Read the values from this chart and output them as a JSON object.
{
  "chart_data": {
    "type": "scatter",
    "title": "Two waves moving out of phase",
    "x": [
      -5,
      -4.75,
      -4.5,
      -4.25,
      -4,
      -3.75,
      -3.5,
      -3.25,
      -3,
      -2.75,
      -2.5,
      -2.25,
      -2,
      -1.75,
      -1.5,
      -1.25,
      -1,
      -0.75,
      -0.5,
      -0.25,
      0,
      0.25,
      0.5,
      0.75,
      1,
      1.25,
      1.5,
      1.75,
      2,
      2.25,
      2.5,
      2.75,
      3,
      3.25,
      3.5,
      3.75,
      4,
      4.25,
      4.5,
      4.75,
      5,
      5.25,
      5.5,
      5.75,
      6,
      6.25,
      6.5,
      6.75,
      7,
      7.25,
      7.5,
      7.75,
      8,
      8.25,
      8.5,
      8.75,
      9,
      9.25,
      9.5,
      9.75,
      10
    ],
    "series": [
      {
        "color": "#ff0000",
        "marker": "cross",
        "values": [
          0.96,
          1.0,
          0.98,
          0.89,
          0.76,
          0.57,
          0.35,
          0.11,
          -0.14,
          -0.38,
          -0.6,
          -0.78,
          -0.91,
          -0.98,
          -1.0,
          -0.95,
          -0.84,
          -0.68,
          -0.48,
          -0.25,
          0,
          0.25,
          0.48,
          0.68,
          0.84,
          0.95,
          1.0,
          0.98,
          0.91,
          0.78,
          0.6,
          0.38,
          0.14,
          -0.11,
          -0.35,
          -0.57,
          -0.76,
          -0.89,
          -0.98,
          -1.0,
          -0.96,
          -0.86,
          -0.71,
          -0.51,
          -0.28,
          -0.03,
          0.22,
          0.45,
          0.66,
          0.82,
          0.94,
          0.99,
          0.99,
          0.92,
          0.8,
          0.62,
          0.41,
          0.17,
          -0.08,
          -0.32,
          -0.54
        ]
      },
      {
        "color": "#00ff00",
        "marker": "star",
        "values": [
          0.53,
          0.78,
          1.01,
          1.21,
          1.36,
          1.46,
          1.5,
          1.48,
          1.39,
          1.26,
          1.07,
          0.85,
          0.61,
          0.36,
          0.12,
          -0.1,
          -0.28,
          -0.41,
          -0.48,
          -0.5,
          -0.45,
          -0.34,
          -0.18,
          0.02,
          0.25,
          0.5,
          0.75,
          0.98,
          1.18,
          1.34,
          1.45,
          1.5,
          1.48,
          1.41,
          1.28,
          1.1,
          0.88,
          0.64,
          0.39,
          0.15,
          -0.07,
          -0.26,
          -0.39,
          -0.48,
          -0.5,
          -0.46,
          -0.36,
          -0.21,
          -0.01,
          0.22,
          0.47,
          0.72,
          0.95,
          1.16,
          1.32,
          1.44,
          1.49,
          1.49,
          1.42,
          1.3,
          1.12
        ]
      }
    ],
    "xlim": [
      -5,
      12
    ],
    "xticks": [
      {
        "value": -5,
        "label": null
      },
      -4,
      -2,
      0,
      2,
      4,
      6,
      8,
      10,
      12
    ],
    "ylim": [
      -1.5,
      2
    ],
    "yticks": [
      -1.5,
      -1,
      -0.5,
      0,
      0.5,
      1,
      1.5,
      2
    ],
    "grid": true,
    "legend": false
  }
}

#### Short exercise:
Reproduce every line of the data verbatim.

#### Written response:
Read the values from this chart and output them as a JSON object.
{
  "chart_data": {
    "type": "scatter",
    "title": "Two waves moving out of phase",
    "x": [
      -5,
      -4.75,
      -4.5,
      -4.25,
      -4,
      -3.75,
      -3.5,
      -3.25,
      -3,
      -2.75,
      -2.5,
      -2.25,
      -2,
      -1.75,
      -1.5,
      -1.25,
      -1,
      -0.75,
      -0.5,
      -0.25,
      0,
      0.25,
      0.5,
      0.75,
      1,
      1.25,
      1.5,
      1.75,
      2,
      2.25,
      2.5,
      2.75,
      3,
      3.25,
      3.5,
      3.75,
      4,
      4.25,
      4.5,
      4.75,
      5,
      5.25,
      5.5,
      5.75,
      6,
      6.25,
      6.5,
      6.75,
      7,
      7.25,
      7.5,
      7.75,
      8,
      8.25,
      8.5,
      8.75,
      9,
      9.25,
      9.5,
      9.75,
      10
    ],
    "series": [
      {
        "color": "#ff0000",
        "marker": "cross",
        "values": [
          0.96,
          1.0,
          0.98,
          0.89,
          0.76,
          0.57,
          0.35,
          0.11,
          -0.14,
          -0.38,
          -0.6,
          -0.78,
          -0.91,
          -0.98,
          -1.0,
          -0.95,
          -0.84,
          -0.68,
          -0.48,
          -0.25,
          0,
          0.25,
          0.48,
          0.68,
          0.84,
          0.95,
          1.0,
          0.98,
          0.91,
          0.78,
          0.6,
          0.38,
          0.14,
          -0.11,
          -0.35,
          -0.57,
          -0.76,
          -0.89,
          -0.98,
          -1.0,
          -0.96,
          -0.86,
          -0.71,
          -0.51,
          -0.28,
          -0.03,
          0.22,
          0.45,
          0.66,
          0.82,
          0.94,
          0.99,
          0.99,
          0.92,
          0.8,
          0.62,
          0.41,
          0.17,
          -0.08,
          -0.32,
          -0.54
        ]
      },
      {
        "color": "#00ff00",
        "marker": "star",
        "values": [
          0.53,
          0.78,
          1.01,
          1.21,
          1.36,
          1.46,
          1.5,
          1.48,
          1.39,
          1.26,
          1.07,
          0.85,
          0.61,
          0.36,
          0.12,
          -0.1,
          -0.28,
          -0.41,
          -0.48,
          -0.5,
          -0.45,
          -0.34,
          -0.18,
          0.02,
          0.25,
          0.5,
          0.75,
          0.98,
          1.18,
          1.34,
          1.45,
          1.5,
          1.48,
          1.41,
          1.28,
          1.1,
          0.88,
          0.64,
          0.39,
          0.15,
          -0.07,
          -0.26,
          -0.39,
          -0.48,
          -0.5,
          -0.46,
          -0.36,
          -0.21,
          -0.01,
          0.22,
          0.47,
          0.72,
          0.95,
          1.16,
          1.32,
          1.44,
          1.49,
          1.49,
          1.42,
          1.3,
          1.12
        ]
      }
    ],
    "xlim": [
      -5,
      12
    ],
    "xticks": [
      {
        "value": -5,
        "label": null
      },
      -4,
      -2,
      0,
      2,
      4,
      6,
      8,
      10,
      12
    ],
    "ylim": [
      -1.5,
      2
    ],
    "yticks": [
      -1.5,
      -1,
      -0.5,
      0,
      0.5,
      1,
      1.5,
      2
    ],
    "grid": true,
    "legend": false
  }
}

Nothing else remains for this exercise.